* START *

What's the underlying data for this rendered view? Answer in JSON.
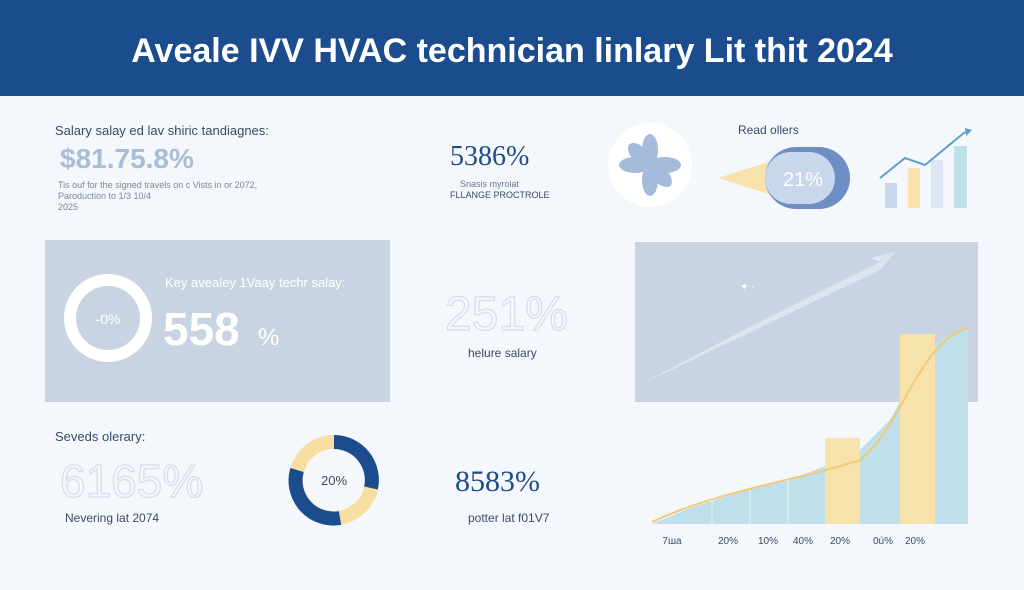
{
  "header": {
    "title": "Aveale IVV HVAC technician linlary Lit thit 2024"
  },
  "top_left": {
    "label": "Salary salay ed lav shiric tandiagnes:",
    "value": "$81.75.8%",
    "note_lines": [
      "Tis ouf for the signed travels on c Vists in or 2072,",
      "Paroduction to 1/3 10/4",
      "2025"
    ]
  },
  "top_middle": {
    "value": "5386%",
    "lines": [
      "Snasis myrolat",
      "FLLANGE PROCTROLE"
    ]
  },
  "top_right": {
    "label": "Read ollers",
    "pill": "21%"
  },
  "panel_left": {
    "donut": "-0%",
    "label": "Key avealey 1Vaay techr salay:",
    "value": "558",
    "unit": "%"
  },
  "middle": {
    "value": "251%",
    "label": "helure salary"
  },
  "bottom_left": {
    "label": "Seveds olerary:",
    "value": "6165%",
    "note": "Nevering lat 2074"
  },
  "bottom_donut": {
    "label": "20%"
  },
  "bottom_middle": {
    "value": "8583%",
    "note": "potter lat f01V7"
  },
  "bottom_chart": {
    "labels": [
      "7ша",
      "20%",
      "10%",
      "40%",
      "20%",
      "0ú%",
      "20%"
    ]
  }
}
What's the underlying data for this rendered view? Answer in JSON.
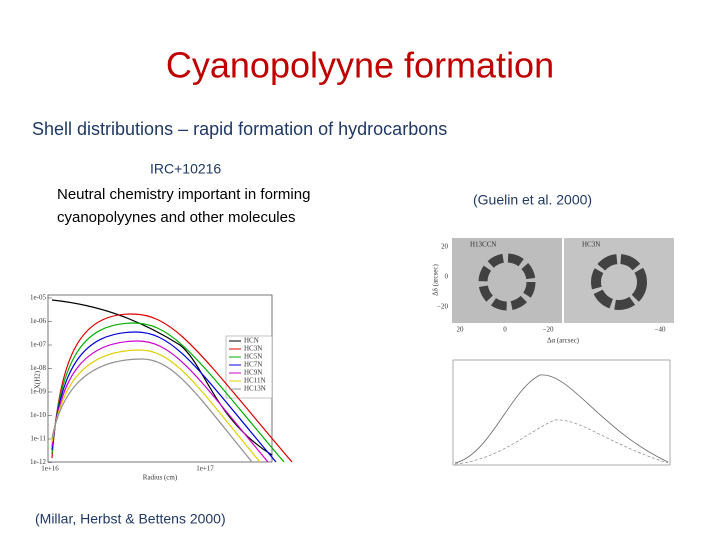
{
  "title": "Cyanopolyyne formation",
  "subtitle": "Shell distributions – rapid formation of hydrocarbons",
  "source_label": "IRC+10216",
  "description": [
    "Neutral chemistry important in forming",
    "cyanopolyynes and other molecules"
  ],
  "right_citation": "(Guelin et al. 2000)",
  "left_citation": "(Millar, Herbst & Bettens 2000)",
  "model_figure": {
    "y_ticks": [
      "1e-05",
      "1e-06",
      "1e-07",
      "1e-08",
      "1e-09",
      "1e-10",
      "1e-11",
      "1e-12"
    ],
    "x_ticks": [
      "1e+16",
      "1e+17"
    ],
    "x_label": "Radius (cm)",
    "y_label": "X(H2)",
    "legend": [
      {
        "name": "HCN",
        "color": "#000000"
      },
      {
        "name": "HC3N",
        "color": "#e00000"
      },
      {
        "name": "HC5N",
        "color": "#00b000"
      },
      {
        "name": "HC7N",
        "color": "#0000e0"
      },
      {
        "name": "HC9N",
        "color": "#d000d0"
      },
      {
        "name": "HC11N",
        "color": "#e0d000"
      },
      {
        "name": "HC13N",
        "color": "#909090"
      }
    ]
  },
  "map_figure": {
    "panels": [
      "H13CCN",
      "HC3N"
    ],
    "y_ticks": [
      "20",
      "0",
      "−20"
    ],
    "x_ticks": [
      "20",
      "0",
      "−20",
      "−40"
    ],
    "x_label": "Δα (arcsec)",
    "y_label": "Δδ (arcsec)"
  }
}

* END *

* **Goal of the exercise**: In your copy of the records, include no pictures; repeat everything else exactly.

* **Complete output**:
What's the underlying data for this rendered view? Answer in JSON.
{
  "header": {
    "title": "Aveale IVV HVAC technician linlary Lit thit 2024"
  },
  "top_left": {
    "label": "Salary salay ed lav shiric tandiagnes:",
    "value": "$81.75.8%",
    "note_lines": [
      "Tis ouf for the signed travels on c Vists in or 2072,",
      "Paroduction to 1/3 10/4",
      "2025"
    ]
  },
  "top_middle": {
    "value": "5386%",
    "lines": [
      "Snasis myrolat",
      "FLLANGE PROCTROLE"
    ]
  },
  "top_right": {
    "label": "Read ollers",
    "pill": "21%"
  },
  "panel_left": {
    "donut": "-0%",
    "label": "Key avealey 1Vaay techr salay:",
    "value": "558",
    "unit": "%"
  },
  "middle": {
    "value": "251%",
    "label": "helure salary"
  },
  "bottom_left": {
    "label": "Seveds olerary:",
    "value": "6165%",
    "note": "Nevering lat 2074"
  },
  "bottom_donut": {
    "label": "20%"
  },
  "bottom_middle": {
    "value": "8583%",
    "note": "potter lat f01V7"
  },
  "bottom_chart": {
    "labels": [
      "7ша",
      "20%",
      "10%",
      "40%",
      "20%",
      "0ú%",
      "20%"
    ]
  }
}
What's the underlying data for this rendered view? Answer in JSON.
{
  "title": "Cyanopolyyne formation",
  "subtitle": "Shell distributions – rapid formation of hydrocarbons",
  "source_label": "IRC+10216",
  "description": [
    "Neutral chemistry important in forming",
    "cyanopolyynes and other molecules"
  ],
  "right_citation": "(Guelin et al. 2000)",
  "left_citation": "(Millar, Herbst & Bettens 2000)",
  "model_figure": {
    "y_ticks": [
      "1e-05",
      "1e-06",
      "1e-07",
      "1e-08",
      "1e-09",
      "1e-10",
      "1e-11",
      "1e-12"
    ],
    "x_ticks": [
      "1e+16",
      "1e+17"
    ],
    "x_label": "Radius (cm)",
    "y_label": "X(H2)",
    "legend": [
      {
        "name": "HCN",
        "color": "#000000"
      },
      {
        "name": "HC3N",
        "color": "#e00000"
      },
      {
        "name": "HC5N",
        "color": "#00b000"
      },
      {
        "name": "HC7N",
        "color": "#0000e0"
      },
      {
        "name": "HC9N",
        "color": "#d000d0"
      },
      {
        "name": "HC11N",
        "color": "#e0d000"
      },
      {
        "name": "HC13N",
        "color": "#909090"
      }
    ]
  },
  "map_figure": {
    "panels": [
      "H13CCN",
      "HC3N"
    ],
    "y_ticks": [
      "20",
      "0",
      "−20"
    ],
    "x_ticks": [
      "20",
      "0",
      "−20",
      "−40"
    ],
    "x_label": "Δα (arcsec)",
    "y_label": "Δδ (arcsec)"
  }
}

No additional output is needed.